- [Task goal]
In the passage on influencing behavior, reproduce the text starting with "So what does" and going on through "big current issues.", substituting "problems" for "issues".

So it's a really important idea which is that in the end the idea, the goal of your model presumably is to influence behavior. And remember I actually mentioned a whole paper I have about this where I introduce this thing called the drivetrain approach where I talk about ways to think about how to incorporate machine learning into how do we actually influence behavior.

So that's a starting point, but then the next question is like okay if we're trying to influence behavior, what kind of behavior should we be influencing and how and what might it mean when we start influencing behavior? Because nowadays a lot of the companies that you're going to end up working at are big ass companies and you'll be building stuff that can influence millions of people.

So what does that mean? So I'm actually not going to tell you what it means because I don't know, all I'm going to try and do is make you aware of some of the issues and make you believe two things about them. First, that you should care, and second, that they're big current issues.

The main reason I want you to care is because I want you to want to be a good person and show you that not thinking about these things will make you a bad person. But if you don't find that convincing I will tell you this, Volkswagen were found to be cheating on their emissions tests.

The person who was sent to jail for it was the programmer that implemented that piece of code. They did exactly what they were told to do. And so if you're coming in here thinking, "Hey, I'm just a techie, I'll just do what I'm told, that's my job is to do what I'm told." I'm telling you if you do that you can be sent to jail for doing what you're told.

- [Data supplied]
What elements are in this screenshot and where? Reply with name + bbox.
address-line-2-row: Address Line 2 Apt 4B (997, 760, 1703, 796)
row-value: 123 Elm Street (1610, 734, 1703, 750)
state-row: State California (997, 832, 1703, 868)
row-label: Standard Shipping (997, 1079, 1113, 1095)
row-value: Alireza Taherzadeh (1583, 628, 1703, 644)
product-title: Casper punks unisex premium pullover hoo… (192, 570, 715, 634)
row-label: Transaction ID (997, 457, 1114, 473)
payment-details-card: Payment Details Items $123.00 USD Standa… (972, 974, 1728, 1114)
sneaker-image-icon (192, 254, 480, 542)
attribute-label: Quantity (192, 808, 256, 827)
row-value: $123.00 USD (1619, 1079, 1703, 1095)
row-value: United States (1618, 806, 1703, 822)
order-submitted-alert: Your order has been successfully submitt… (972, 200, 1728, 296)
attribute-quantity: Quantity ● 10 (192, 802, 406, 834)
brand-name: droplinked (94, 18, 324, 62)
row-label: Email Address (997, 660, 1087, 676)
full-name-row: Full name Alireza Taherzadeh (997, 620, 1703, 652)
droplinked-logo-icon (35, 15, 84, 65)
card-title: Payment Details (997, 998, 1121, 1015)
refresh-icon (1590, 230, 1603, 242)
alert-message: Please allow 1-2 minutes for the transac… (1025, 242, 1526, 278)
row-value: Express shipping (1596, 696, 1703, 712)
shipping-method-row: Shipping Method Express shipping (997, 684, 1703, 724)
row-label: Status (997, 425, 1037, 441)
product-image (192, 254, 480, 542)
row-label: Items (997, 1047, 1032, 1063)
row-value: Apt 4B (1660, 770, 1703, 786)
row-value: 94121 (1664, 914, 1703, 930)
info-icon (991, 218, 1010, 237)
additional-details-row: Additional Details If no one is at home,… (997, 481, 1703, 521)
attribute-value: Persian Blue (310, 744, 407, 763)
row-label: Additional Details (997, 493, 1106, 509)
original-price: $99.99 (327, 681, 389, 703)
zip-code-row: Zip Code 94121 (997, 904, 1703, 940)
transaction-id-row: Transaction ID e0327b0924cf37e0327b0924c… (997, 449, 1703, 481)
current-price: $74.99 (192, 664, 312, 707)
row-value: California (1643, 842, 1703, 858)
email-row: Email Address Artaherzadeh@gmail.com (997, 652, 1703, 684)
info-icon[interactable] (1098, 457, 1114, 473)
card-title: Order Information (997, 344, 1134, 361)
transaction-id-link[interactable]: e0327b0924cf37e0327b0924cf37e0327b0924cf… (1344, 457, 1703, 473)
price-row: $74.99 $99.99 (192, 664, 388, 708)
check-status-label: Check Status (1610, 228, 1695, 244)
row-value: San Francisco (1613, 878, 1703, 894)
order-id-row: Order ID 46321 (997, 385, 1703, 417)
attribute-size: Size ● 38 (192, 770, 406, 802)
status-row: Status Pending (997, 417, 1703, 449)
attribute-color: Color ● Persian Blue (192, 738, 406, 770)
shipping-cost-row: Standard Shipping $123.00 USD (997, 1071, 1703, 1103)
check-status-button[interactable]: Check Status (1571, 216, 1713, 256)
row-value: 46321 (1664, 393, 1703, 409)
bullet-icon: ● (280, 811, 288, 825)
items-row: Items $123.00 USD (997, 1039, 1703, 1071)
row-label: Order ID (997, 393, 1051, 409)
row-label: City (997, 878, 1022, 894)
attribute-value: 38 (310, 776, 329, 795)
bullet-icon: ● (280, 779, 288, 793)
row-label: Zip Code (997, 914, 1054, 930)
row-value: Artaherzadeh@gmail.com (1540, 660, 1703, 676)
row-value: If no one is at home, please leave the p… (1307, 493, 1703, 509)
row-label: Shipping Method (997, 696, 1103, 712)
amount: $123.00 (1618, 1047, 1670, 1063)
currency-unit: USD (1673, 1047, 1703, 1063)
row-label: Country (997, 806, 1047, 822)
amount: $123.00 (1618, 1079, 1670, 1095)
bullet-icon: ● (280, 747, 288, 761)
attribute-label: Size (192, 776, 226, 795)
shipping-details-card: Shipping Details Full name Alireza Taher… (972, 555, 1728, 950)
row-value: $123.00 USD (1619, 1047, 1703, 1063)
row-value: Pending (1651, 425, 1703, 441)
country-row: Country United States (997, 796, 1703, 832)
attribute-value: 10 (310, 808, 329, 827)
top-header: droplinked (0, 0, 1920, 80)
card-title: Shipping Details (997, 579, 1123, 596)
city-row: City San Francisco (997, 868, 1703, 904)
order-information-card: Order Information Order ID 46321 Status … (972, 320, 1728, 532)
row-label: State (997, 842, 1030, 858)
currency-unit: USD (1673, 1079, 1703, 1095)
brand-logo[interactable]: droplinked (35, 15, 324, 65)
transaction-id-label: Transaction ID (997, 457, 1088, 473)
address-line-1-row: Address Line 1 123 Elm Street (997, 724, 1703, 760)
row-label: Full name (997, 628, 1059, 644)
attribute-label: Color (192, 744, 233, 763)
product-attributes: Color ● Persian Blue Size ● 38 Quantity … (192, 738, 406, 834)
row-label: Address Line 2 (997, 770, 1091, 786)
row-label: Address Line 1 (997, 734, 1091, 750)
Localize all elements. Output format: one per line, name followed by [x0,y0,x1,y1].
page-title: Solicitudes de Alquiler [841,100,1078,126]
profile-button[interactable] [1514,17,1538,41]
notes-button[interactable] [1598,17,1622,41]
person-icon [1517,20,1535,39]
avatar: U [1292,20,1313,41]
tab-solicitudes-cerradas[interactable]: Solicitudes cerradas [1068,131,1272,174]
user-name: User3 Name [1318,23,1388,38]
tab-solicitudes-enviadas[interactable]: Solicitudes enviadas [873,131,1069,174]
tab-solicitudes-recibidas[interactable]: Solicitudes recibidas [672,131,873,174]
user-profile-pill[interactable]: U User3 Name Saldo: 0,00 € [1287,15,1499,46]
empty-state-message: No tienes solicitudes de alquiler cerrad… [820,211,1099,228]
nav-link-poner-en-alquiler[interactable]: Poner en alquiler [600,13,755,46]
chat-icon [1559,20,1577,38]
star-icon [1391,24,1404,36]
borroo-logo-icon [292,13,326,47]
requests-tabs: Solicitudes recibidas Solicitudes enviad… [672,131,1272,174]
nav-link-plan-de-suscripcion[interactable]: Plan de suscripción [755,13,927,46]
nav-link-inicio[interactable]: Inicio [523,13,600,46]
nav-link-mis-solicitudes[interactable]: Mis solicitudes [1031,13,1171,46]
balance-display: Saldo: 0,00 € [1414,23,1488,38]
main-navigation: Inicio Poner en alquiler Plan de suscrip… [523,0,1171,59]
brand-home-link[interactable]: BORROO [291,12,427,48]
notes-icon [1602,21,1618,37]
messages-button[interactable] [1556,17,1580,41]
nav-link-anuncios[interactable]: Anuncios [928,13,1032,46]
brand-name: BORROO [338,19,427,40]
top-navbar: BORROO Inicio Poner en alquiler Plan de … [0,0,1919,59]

- [Complete answer]
So what does that mean? So I'm actually not going to tell you what it means because I don't know, all I'm going to try and do is make you aware of some of the problems and make you believe two things about them. First, that you should care, and second, that they're big current problems.